PROBLEM TO WORK ON »
Every record should be written out exactly, with the pictures left out.

DATASET ENTRIES »
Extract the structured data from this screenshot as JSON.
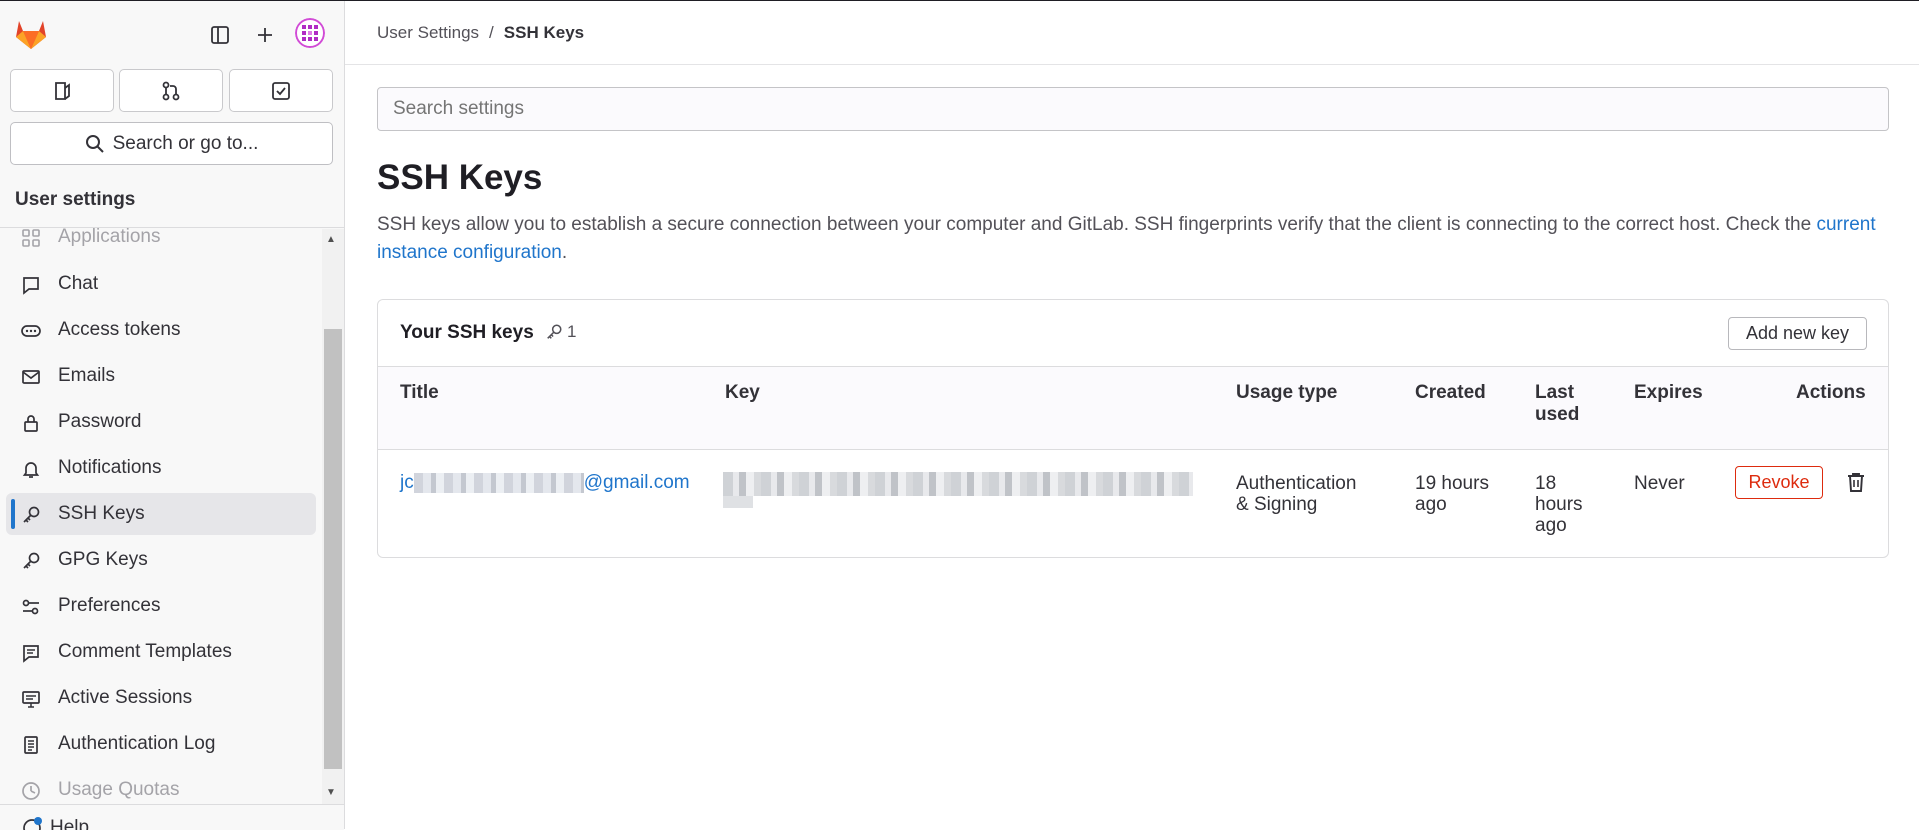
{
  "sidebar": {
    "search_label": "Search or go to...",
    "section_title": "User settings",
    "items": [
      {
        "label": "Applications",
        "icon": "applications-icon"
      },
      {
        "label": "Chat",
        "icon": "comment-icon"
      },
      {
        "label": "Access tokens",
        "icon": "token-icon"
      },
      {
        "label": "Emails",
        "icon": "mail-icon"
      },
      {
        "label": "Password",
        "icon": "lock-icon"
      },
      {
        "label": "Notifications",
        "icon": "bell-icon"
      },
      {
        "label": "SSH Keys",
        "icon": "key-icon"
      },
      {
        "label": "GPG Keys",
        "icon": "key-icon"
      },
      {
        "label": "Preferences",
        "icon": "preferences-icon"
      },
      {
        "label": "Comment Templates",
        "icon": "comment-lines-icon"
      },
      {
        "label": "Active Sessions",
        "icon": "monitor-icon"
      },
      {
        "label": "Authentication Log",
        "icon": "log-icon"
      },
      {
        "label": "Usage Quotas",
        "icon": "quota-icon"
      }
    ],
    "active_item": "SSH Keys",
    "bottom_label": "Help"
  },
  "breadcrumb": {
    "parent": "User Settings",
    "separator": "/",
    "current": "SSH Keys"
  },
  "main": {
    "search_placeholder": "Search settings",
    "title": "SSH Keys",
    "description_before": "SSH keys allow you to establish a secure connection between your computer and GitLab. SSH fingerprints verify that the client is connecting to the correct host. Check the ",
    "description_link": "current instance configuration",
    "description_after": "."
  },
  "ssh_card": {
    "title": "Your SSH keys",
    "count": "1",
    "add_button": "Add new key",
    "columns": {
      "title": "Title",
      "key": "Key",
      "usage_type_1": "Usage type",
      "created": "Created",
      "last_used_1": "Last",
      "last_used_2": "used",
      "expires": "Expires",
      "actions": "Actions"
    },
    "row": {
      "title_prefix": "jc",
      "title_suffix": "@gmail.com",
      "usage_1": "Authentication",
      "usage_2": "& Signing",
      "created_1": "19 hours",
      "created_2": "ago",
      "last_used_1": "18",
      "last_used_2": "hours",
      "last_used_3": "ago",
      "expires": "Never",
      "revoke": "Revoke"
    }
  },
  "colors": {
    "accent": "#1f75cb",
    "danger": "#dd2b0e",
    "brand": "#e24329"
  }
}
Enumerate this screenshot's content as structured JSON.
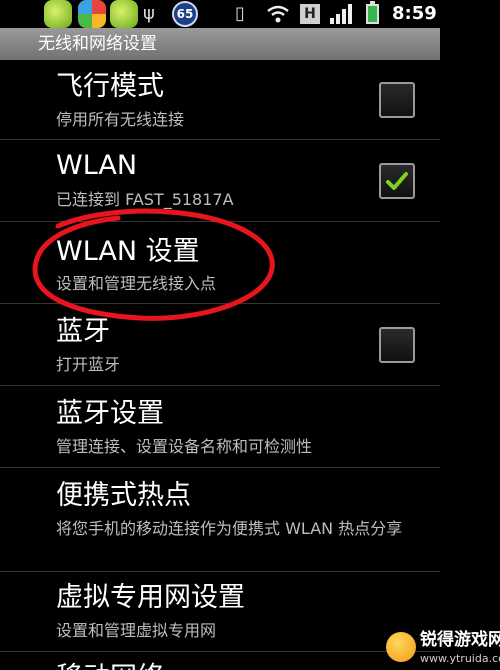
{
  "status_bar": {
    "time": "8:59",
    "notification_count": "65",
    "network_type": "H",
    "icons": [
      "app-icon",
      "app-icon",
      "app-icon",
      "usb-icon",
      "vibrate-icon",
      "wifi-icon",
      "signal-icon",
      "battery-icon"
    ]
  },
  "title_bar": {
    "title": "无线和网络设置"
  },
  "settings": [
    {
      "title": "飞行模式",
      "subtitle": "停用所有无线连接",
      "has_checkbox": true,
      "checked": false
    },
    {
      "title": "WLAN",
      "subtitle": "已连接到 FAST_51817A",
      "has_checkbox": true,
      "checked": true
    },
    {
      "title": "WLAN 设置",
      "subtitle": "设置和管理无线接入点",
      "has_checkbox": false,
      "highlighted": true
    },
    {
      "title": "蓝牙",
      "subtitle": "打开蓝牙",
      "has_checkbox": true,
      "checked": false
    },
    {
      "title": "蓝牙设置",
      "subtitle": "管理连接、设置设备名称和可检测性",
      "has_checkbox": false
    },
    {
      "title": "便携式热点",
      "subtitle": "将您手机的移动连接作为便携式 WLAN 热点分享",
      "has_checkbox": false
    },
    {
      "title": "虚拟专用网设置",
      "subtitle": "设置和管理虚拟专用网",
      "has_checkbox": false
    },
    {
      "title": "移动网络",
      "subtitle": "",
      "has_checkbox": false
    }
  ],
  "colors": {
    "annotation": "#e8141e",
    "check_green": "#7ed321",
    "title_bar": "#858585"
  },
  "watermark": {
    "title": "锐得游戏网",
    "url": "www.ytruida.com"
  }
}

TASK SOLUTION »
Extract the structured data from this screenshot as JSON.
{
  "sidebar": {
    "search_label": "Search or go to...",
    "section_title": "User settings",
    "items": [
      {
        "label": "Applications",
        "icon": "applications-icon"
      },
      {
        "label": "Chat",
        "icon": "comment-icon"
      },
      {
        "label": "Access tokens",
        "icon": "token-icon"
      },
      {
        "label": "Emails",
        "icon": "mail-icon"
      },
      {
        "label": "Password",
        "icon": "lock-icon"
      },
      {
        "label": "Notifications",
        "icon": "bell-icon"
      },
      {
        "label": "SSH Keys",
        "icon": "key-icon"
      },
      {
        "label": "GPG Keys",
        "icon": "key-icon"
      },
      {
        "label": "Preferences",
        "icon": "preferences-icon"
      },
      {
        "label": "Comment Templates",
        "icon": "comment-lines-icon"
      },
      {
        "label": "Active Sessions",
        "icon": "monitor-icon"
      },
      {
        "label": "Authentication Log",
        "icon": "log-icon"
      },
      {
        "label": "Usage Quotas",
        "icon": "quota-icon"
      }
    ],
    "active_item": "SSH Keys",
    "bottom_label": "Help"
  },
  "breadcrumb": {
    "parent": "User Settings",
    "separator": "/",
    "current": "SSH Keys"
  },
  "main": {
    "search_placeholder": "Search settings",
    "title": "SSH Keys",
    "description_before": "SSH keys allow you to establish a secure connection between your computer and GitLab. SSH fingerprints verify that the client is connecting to the correct host. Check the ",
    "description_link": "current instance configuration",
    "description_after": "."
  },
  "ssh_card": {
    "title": "Your SSH keys",
    "count": "1",
    "add_button": "Add new key",
    "columns": {
      "title": "Title",
      "key": "Key",
      "usage_type_1": "Usage type",
      "created": "Created",
      "last_used_1": "Last",
      "last_used_2": "used",
      "expires": "Expires",
      "actions": "Actions"
    },
    "row": {
      "title_prefix": "jc",
      "title_suffix": "@gmail.com",
      "usage_1": "Authentication",
      "usage_2": "& Signing",
      "created_1": "19 hours",
      "created_2": "ago",
      "last_used_1": "18",
      "last_used_2": "hours",
      "last_used_3": "ago",
      "expires": "Never",
      "revoke": "Revoke"
    }
  },
  "colors": {
    "accent": "#1f75cb",
    "danger": "#dd2b0e",
    "brand": "#e24329"
  }
}
Enumerate this screenshot's content as structured JSON.
{
  "status_bar": {
    "time": "8:59",
    "notification_count": "65",
    "network_type": "H",
    "icons": [
      "app-icon",
      "app-icon",
      "app-icon",
      "usb-icon",
      "vibrate-icon",
      "wifi-icon",
      "signal-icon",
      "battery-icon"
    ]
  },
  "title_bar": {
    "title": "无线和网络设置"
  },
  "settings": [
    {
      "title": "飞行模式",
      "subtitle": "停用所有无线连接",
      "has_checkbox": true,
      "checked": false
    },
    {
      "title": "WLAN",
      "subtitle": "已连接到 FAST_51817A",
      "has_checkbox": true,
      "checked": true
    },
    {
      "title": "WLAN 设置",
      "subtitle": "设置和管理无线接入点",
      "has_checkbox": false,
      "highlighted": true
    },
    {
      "title": "蓝牙",
      "subtitle": "打开蓝牙",
      "has_checkbox": true,
      "checked": false
    },
    {
      "title": "蓝牙设置",
      "subtitle": "管理连接、设置设备名称和可检测性",
      "has_checkbox": false
    },
    {
      "title": "便携式热点",
      "subtitle": "将您手机的移动连接作为便携式 WLAN 热点分享",
      "has_checkbox": false
    },
    {
      "title": "虚拟专用网设置",
      "subtitle": "设置和管理虚拟专用网",
      "has_checkbox": false
    },
    {
      "title": "移动网络",
      "subtitle": "",
      "has_checkbox": false
    }
  ],
  "colors": {
    "annotation": "#e8141e",
    "check_green": "#7ed321",
    "title_bar": "#858585"
  },
  "watermark": {
    "title": "锐得游戏网",
    "url": "www.ytruida.com"
  }
}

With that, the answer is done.